Reproduce the data below verbatim, beginning at the line that contains "153, 661, 163]" and stopping after the line that contains "259, 253, 269]".

--- start Records provided ---

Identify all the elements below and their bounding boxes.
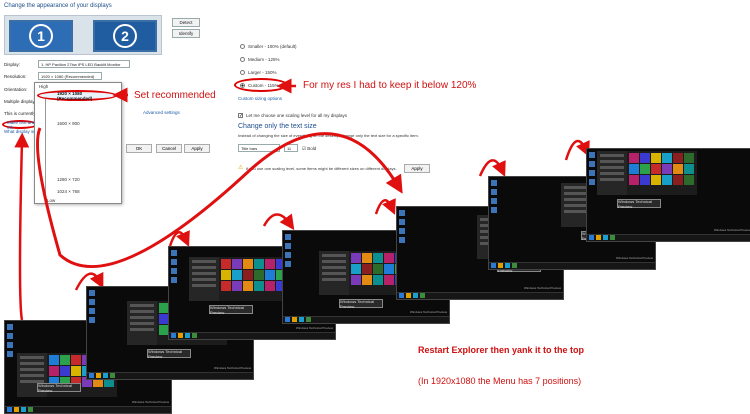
start-tile	[651, 153, 661, 163]
start-tile	[232, 259, 242, 269]
start-tile	[362, 264, 372, 274]
start-tile	[232, 270, 242, 280]
desktop-icons	[89, 290, 95, 323]
start-tile	[373, 264, 383, 274]
start-tile	[384, 264, 394, 274]
preview-label: Windows Technical Preview	[148, 348, 182, 359]
start-tile	[640, 164, 650, 174]
desktop-icons	[491, 180, 497, 213]
preview-label: Windows Technical Preview	[340, 298, 374, 309]
start-tile	[265, 270, 275, 280]
start-tile	[243, 259, 253, 269]
start-tile	[640, 153, 650, 163]
start-tile	[243, 281, 253, 291]
arrow	[14, 132, 30, 321]
preview-label-box: Windows Technical Preview	[37, 382, 81, 393]
watermark-text: Windows Technical Preview	[214, 366, 251, 370]
preview-label-box: Windows Technical Preview	[147, 348, 191, 359]
watermark-text: Windows Technical Preview	[616, 256, 653, 260]
watermark-text: Windows Technical Preview	[132, 400, 169, 404]
taskbar	[5, 406, 171, 413]
start-tile	[254, 270, 264, 280]
taskbar	[489, 262, 655, 269]
desktop-icons	[7, 324, 13, 357]
start-tile	[71, 366, 81, 376]
arrow	[374, 198, 396, 215]
start-tile	[351, 275, 361, 285]
start-menu	[597, 151, 697, 195]
desktop-icons	[589, 152, 595, 185]
arrow	[564, 139, 590, 161]
taskbar	[283, 316, 449, 323]
desktop-icons	[399, 210, 405, 243]
watermark-text: Windows Technical Preview	[296, 326, 333, 330]
preview-label-box: Windows Technical Preview	[209, 304, 253, 315]
desktop-icons	[285, 234, 291, 267]
start-tile	[629, 164, 639, 174]
start-tile	[49, 355, 59, 365]
start-tile	[221, 281, 231, 291]
start-tile	[384, 253, 394, 263]
start-tile	[265, 281, 275, 291]
start-tile	[673, 175, 683, 185]
watermark-text: Windows Technical Preview	[524, 286, 561, 290]
preview-label: Windows Technical Preview	[618, 198, 652, 209]
start-tile	[362, 253, 372, 263]
taskbar	[397, 292, 563, 299]
start-tile	[384, 275, 394, 285]
start-tile	[373, 275, 383, 285]
preview-label-box: Windows Technical Preview	[617, 198, 661, 209]
start-tile	[629, 175, 639, 185]
start-tile	[684, 164, 694, 174]
start-tile	[243, 270, 253, 280]
watermark-text: Windows Technical Preview	[714, 228, 750, 232]
start-tile	[232, 281, 242, 291]
start-tile	[673, 164, 683, 174]
taskbar	[169, 332, 335, 339]
start-tile	[684, 153, 694, 163]
start-tile	[351, 253, 361, 263]
preview-label: Windows Technical Preview	[38, 382, 72, 393]
start-menu	[189, 257, 289, 301]
start-tile	[265, 259, 275, 269]
start-tile	[362, 275, 372, 285]
start-tile	[49, 366, 59, 376]
taskbar	[87, 372, 253, 379]
arrow	[478, 159, 506, 177]
start-tile	[71, 355, 81, 365]
preview-label-box: Windows Technical Preview	[339, 298, 383, 309]
start-tile	[221, 270, 231, 280]
preview-label: Windows Technical Preview	[210, 304, 244, 315]
start-tile	[651, 164, 661, 174]
desktop-screenshot: Windows Technical Preview Windows Technic…	[586, 148, 750, 242]
start-tile	[684, 175, 694, 185]
arrow	[262, 213, 295, 231]
start-tile	[351, 264, 361, 274]
start-tile	[662, 153, 672, 163]
start-tile	[373, 253, 383, 263]
start-tile	[662, 164, 672, 174]
watermark-text: Windows Technical Preview	[410, 310, 447, 314]
start-tile	[651, 175, 661, 185]
start-tile	[254, 259, 264, 269]
start-tile	[640, 175, 650, 185]
start-tile	[254, 281, 264, 291]
start-tile	[221, 259, 231, 269]
start-tile	[662, 175, 672, 185]
start-tile	[629, 153, 639, 163]
start-tile	[60, 355, 70, 365]
desktop-icons	[171, 250, 177, 283]
start-tile	[60, 366, 70, 376]
start-tile	[673, 153, 683, 163]
taskbar	[587, 234, 750, 241]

--- end Records provided ---

§ **Task answer**
start-tile	[651, 153, 661, 163]
start-tile	[232, 259, 242, 269]
start-tile	[362, 264, 372, 274]
start-tile	[232, 270, 242, 280]
desktop-icons	[89, 290, 95, 323]
start-tile	[373, 264, 383, 274]
start-tile	[384, 264, 394, 274]
preview-label: Windows Technical Preview	[148, 348, 182, 359]
start-tile	[640, 164, 650, 174]
desktop-icons	[491, 180, 497, 213]
preview-label: Windows Technical Preview	[340, 298, 374, 309]
start-tile	[265, 270, 275, 280]
start-tile	[243, 259, 253, 269]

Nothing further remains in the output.